Objective | Return every line below as is, leaving out the pictures.

Records provided |
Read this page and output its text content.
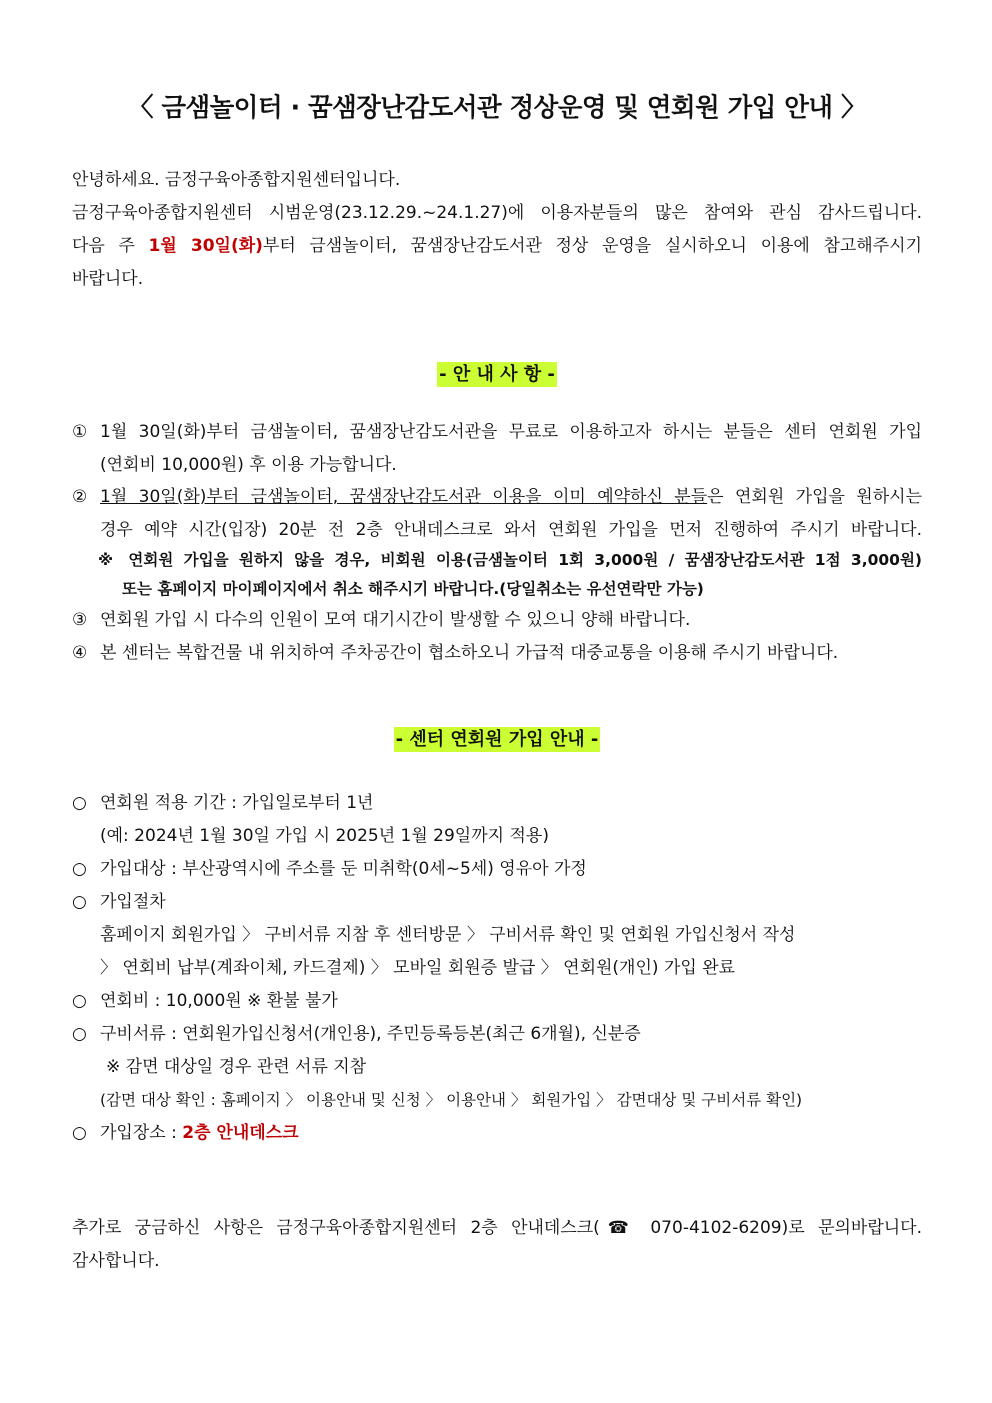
〈 금샘놀이터 · 꿈샘장난감도서관 정상운영 및 연회원 가입 안내 〉

안녕하세요. 금정구육아종합지원센터입니다.

금정구육아종합지원센터 시범운영(23.12.29.~24.1.27)에 이용자분들의 많은 참여와 관심 감사드립니다.

다음 주 1월 30일(화)부터 금샘놀이터, 꿈샘장난감도서관 정상 운영을 실시하오니 이용에 참고해주시기

바랍니다.

- 안 내 사 항 -
① 1월 30일(화)부터 금샘놀이터, 꿈샘장난감도서관을 무료로 이용하고자 하시는 분들은 센터 연회원 가입
(연회비 10,000원) 후 이용 가능합니다.
② 1월 30일(화)부터 금샘놀이터, 꿈샘장난감도서관 이용을 이미 예약하신 분들은 연회원 가입을 원하시는
경우 예약 시간(입장) 20분 전 2층 안내데스크로 와서 연회원 가입을 먼저 진행하여 주시기 바랍니다.
※ 연회원 가입을 원하지 않을 경우, 비회원 이용(금샘놀이터 1회 3,000원 / 꿈샘장난감도서관 1점 3,000원)
또는 홈페이지 마이페이지에서 취소 해주시기 바랍니다.(당일취소는 유선연락만 가능)
③ 연회원 가입 시 다수의 인원이 모여 대기시간이 발생할 수 있으니 양해 바랍니다.
④ 본 센터는 복합건물 내 위치하여 주차공간이 협소하오니 가급적 대중교통을 이용해 주시기 바랍니다.
- 센터 연회원 가입 안내 -
○ 연회원 적용 기간 : 가입일로부터 1년
(예: 2024년 1월 30일 가입 시 2025년 1월 29일까지 적용)
○ 가입대상 : 부산광역시에 주소를 둔 미취학(0세~5세) 영유아 가정
○ 가입절차
홈페이지 회원가입 〉 구비서류 지참 후 센터방문 〉 구비서류 확인 및 연회원 가입신청서 작성
〉 연회비 납부(계좌이체, 카드결제) 〉 모바일 회원증 발급 〉 연회원(개인) 가입 완료
○ 연회비 : 10,000원 ※ 환불 불가
○ 구비서류 : 연회원가입신청서(개인용), 주민등록등본(최근 6개월), 신분증
※ 감면 대상일 경우 관련 서류 지참
(감면 대상 확인 : 홈페이지 〉 이용안내 및 신청 〉 이용안내 〉 회원가입 〉 감면대상 및 구비서류 확인)
○ 가입장소 : 2층 안내데스크

추가로 궁금하신 사항은 금정구육아종합지원센터 2층 안내데스크(☎ 070-4102-6209)로 문의바랍니다.

감사합니다.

Answer to the task |
Read this page and output its text content.
〈 금샘놀이터 · 꿈샘장난감도서관 정상운영 및 연회원 가입 안내 〉

안녕하세요. 금정구육아종합지원센터입니다.

금정구육아종합지원센터 시범운영(23.12.29.~24.1.27)에 이용자분들의 많은 참여와 관심 감사드립니다.

다음 주 1월 30일(화)부터 금샘놀이터, 꿈샘장난감도서관 정상 운영을 실시하오니 이용에 참고해주시기

바랍니다.

- 안 내 사 항 -
① 1월 30일(화)부터 금샘놀이터, 꿈샘장난감도서관을 무료로 이용하고자 하시는 분들은 센터 연회원 가입
(연회비 10,000원) 후 이용 가능합니다.
② 1월 30일(화)부터 금샘놀이터, 꿈샘장난감도서관 이용을 이미 예약하신 분들은 연회원 가입을 원하시는
경우 예약 시간(입장) 20분 전 2층 안내데스크로 와서 연회원 가입을 먼저 진행하여 주시기 바랍니다.
※ 연회원 가입을 원하지 않을 경우, 비회원 이용(금샘놀이터 1회 3,000원 / 꿈샘장난감도서관 1점 3,000원)
또는 홈페이지 마이페이지에서 취소 해주시기 바랍니다.(당일취소는 유선연락만 가능)
③ 연회원 가입 시 다수의 인원이 모여 대기시간이 발생할 수 있으니 양해 바랍니다.
④ 본 센터는 복합건물 내 위치하여 주차공간이 협소하오니 가급적 대중교통을 이용해 주시기 바랍니다.
- 센터 연회원 가입 안내 -
○ 연회원 적용 기간 : 가입일로부터 1년
(예: 2024년 1월 30일 가입 시 2025년 1월 29일까지 적용)
○ 가입대상 : 부산광역시에 주소를 둔 미취학(0세~5세) 영유아 가정
○ 가입절차
홈페이지 회원가입 〉 구비서류 지참 후 센터방문 〉 구비서류 확인 및 연회원 가입신청서 작성
〉 연회비 납부(계좌이체, 카드결제) 〉 모바일 회원증 발급 〉 연회원(개인) 가입 완료
○ 연회비 : 10,000원 ※ 환불 불가
○ 구비서류 : 연회원가입신청서(개인용), 주민등록등본(최근 6개월), 신분증
※ 감면 대상일 경우 관련 서류 지참
(감면 대상 확인 : 홈페이지 〉 이용안내 및 신청 〉 이용안내 〉 회원가입 〉 감면대상 및 구비서류 확인)
○ 가입장소 : 2층 안내데스크

추가로 궁금하신 사항은 금정구육아종합지원센터 2층 안내데스크(☎ 070-4102-6209)로 문의바랍니다.

감사합니다.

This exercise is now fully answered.